**Challenge**
Search the material below for the word "maritima". Copy every line that has it.

**Task data**

***

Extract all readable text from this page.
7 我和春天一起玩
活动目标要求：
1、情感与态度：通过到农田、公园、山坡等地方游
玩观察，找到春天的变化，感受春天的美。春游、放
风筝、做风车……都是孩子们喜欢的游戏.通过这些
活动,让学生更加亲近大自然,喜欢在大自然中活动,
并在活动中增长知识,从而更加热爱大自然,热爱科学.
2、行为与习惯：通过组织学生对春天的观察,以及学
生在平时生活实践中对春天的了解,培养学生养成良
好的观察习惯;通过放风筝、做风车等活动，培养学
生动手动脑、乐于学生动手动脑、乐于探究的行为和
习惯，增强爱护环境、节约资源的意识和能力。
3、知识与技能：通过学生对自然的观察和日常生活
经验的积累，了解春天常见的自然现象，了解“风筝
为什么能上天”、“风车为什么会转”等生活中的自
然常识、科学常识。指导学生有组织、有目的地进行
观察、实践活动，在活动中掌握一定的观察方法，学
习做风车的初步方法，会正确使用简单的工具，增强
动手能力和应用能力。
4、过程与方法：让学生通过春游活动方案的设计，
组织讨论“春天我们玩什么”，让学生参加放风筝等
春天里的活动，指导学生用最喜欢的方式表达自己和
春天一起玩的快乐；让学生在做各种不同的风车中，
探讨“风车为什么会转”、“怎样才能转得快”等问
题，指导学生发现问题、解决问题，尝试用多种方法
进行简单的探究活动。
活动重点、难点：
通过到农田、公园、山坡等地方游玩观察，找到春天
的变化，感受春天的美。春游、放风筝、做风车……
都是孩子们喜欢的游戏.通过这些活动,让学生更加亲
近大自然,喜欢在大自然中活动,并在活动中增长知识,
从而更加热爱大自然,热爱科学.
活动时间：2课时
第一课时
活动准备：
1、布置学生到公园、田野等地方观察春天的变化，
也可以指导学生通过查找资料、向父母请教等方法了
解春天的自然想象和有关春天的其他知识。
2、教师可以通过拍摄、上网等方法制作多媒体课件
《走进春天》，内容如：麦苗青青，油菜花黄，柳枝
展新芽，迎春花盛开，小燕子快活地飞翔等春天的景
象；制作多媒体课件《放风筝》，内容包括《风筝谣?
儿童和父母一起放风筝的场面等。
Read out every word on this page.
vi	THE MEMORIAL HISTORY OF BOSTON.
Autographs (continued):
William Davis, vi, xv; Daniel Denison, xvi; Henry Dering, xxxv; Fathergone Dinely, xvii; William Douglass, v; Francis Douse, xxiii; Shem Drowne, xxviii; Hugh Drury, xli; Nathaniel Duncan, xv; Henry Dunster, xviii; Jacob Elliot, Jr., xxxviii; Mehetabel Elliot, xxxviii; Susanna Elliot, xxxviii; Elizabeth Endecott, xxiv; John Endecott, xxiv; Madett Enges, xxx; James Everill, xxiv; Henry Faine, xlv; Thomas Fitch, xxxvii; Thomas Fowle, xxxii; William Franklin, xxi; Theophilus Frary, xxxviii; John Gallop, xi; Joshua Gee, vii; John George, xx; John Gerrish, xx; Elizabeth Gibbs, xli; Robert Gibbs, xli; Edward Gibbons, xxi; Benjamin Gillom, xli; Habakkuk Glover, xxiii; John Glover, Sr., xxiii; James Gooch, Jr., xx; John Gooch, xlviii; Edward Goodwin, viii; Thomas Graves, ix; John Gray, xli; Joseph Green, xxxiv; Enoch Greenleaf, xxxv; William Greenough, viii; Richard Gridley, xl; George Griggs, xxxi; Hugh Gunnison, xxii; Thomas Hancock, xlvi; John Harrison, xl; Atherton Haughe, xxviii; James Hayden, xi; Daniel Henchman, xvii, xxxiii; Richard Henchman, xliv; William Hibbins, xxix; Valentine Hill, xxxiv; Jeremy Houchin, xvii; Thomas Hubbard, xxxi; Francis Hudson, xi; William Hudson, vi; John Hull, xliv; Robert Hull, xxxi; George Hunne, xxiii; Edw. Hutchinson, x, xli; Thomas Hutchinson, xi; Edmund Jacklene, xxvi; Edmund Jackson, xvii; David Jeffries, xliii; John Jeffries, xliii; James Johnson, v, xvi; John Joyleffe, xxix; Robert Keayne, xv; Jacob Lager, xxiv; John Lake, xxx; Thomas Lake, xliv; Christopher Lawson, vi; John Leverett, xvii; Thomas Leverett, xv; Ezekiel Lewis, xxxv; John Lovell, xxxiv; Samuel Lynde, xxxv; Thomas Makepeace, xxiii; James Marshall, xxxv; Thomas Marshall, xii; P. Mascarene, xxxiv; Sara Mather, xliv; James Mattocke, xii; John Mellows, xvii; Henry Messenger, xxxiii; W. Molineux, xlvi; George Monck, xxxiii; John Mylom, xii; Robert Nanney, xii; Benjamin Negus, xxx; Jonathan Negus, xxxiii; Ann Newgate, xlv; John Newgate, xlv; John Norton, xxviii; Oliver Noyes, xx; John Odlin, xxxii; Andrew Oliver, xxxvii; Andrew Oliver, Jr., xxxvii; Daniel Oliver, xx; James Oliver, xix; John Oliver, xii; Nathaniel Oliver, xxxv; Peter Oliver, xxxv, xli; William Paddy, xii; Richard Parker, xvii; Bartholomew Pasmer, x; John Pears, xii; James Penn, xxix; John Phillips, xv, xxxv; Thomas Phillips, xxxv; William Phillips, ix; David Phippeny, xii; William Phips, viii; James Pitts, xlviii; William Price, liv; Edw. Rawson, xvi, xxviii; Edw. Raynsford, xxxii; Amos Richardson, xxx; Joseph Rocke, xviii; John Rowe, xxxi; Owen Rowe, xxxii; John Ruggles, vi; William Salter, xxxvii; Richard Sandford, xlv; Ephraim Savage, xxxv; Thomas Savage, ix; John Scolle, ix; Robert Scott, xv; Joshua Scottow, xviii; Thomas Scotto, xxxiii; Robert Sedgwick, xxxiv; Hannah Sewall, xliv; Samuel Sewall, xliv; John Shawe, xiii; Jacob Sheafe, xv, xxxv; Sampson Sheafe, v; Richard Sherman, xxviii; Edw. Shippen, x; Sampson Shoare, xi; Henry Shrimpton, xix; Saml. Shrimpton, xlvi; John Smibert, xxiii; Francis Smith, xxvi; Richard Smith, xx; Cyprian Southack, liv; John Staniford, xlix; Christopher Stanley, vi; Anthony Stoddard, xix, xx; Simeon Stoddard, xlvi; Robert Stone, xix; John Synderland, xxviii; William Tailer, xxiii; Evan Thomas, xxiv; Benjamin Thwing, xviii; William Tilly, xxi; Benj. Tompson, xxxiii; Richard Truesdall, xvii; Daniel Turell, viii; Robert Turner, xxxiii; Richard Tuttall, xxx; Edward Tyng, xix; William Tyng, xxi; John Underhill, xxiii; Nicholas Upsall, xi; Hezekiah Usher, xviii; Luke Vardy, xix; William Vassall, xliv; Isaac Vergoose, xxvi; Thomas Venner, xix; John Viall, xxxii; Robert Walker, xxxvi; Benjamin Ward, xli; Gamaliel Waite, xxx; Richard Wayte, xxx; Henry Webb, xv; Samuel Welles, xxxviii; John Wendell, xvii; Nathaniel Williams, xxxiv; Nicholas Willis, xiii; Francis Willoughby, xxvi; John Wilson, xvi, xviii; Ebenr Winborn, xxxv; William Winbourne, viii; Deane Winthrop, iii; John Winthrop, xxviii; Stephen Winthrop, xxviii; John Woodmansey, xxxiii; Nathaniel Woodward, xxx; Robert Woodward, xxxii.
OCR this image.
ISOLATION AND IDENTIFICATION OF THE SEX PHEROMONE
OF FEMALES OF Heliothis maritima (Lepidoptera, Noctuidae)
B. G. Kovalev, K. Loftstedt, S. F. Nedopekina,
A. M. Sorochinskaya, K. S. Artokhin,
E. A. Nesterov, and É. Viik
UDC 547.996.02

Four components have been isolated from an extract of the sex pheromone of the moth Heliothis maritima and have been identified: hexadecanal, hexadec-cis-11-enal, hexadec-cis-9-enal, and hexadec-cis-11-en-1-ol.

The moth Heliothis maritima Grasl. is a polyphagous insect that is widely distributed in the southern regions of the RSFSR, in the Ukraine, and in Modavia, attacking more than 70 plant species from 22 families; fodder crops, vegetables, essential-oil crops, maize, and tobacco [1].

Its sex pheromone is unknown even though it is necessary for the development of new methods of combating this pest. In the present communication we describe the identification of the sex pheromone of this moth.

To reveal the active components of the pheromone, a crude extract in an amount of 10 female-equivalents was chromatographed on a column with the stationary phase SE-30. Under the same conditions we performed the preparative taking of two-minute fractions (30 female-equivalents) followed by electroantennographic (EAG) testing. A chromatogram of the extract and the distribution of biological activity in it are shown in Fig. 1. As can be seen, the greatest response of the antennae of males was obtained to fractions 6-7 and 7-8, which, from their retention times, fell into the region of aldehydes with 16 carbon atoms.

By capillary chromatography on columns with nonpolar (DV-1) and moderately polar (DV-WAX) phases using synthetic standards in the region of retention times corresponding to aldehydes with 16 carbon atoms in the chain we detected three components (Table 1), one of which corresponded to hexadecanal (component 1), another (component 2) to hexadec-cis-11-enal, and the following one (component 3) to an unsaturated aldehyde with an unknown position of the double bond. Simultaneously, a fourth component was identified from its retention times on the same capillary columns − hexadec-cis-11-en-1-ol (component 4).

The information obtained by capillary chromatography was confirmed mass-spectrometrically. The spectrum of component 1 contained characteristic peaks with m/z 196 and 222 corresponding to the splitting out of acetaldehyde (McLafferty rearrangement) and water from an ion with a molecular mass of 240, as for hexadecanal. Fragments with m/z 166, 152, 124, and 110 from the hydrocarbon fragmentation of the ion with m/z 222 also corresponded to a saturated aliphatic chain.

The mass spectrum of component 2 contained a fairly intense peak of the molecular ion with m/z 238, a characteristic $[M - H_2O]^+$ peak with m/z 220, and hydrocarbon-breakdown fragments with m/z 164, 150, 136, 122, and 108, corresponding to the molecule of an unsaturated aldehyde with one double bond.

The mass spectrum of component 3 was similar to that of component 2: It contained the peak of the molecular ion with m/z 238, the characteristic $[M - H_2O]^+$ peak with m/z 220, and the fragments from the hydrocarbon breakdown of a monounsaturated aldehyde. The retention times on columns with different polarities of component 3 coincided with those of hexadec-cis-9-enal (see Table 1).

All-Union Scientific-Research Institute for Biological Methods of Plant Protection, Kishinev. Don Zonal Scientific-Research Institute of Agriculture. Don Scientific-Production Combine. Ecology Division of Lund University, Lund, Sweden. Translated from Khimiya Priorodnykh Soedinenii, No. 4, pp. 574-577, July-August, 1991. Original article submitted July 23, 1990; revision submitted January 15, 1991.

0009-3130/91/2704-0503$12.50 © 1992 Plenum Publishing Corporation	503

***

**Finished exercise**
OF FEMALES OF Heliothis maritima (Lepidoptera, Noctuidae)
Four components have been isolated from an extract of the sex pheromone of the moth Heliothis maritima and have been identified: hexadecanal, hexadec-cis-11-enal, hexadec-cis-9-enal, and hexadec-cis-11-en-1-ol.
The moth Heliothis maritima Grasl. is a polyphagous insect that is widely distributed in the southern regions of the RSFSR, in the Ukraine, and in Modavia, attacking more than 70 plant species from 22 families; fodder crops, vegetables, essential-oil crops, maize, and tobacco [1].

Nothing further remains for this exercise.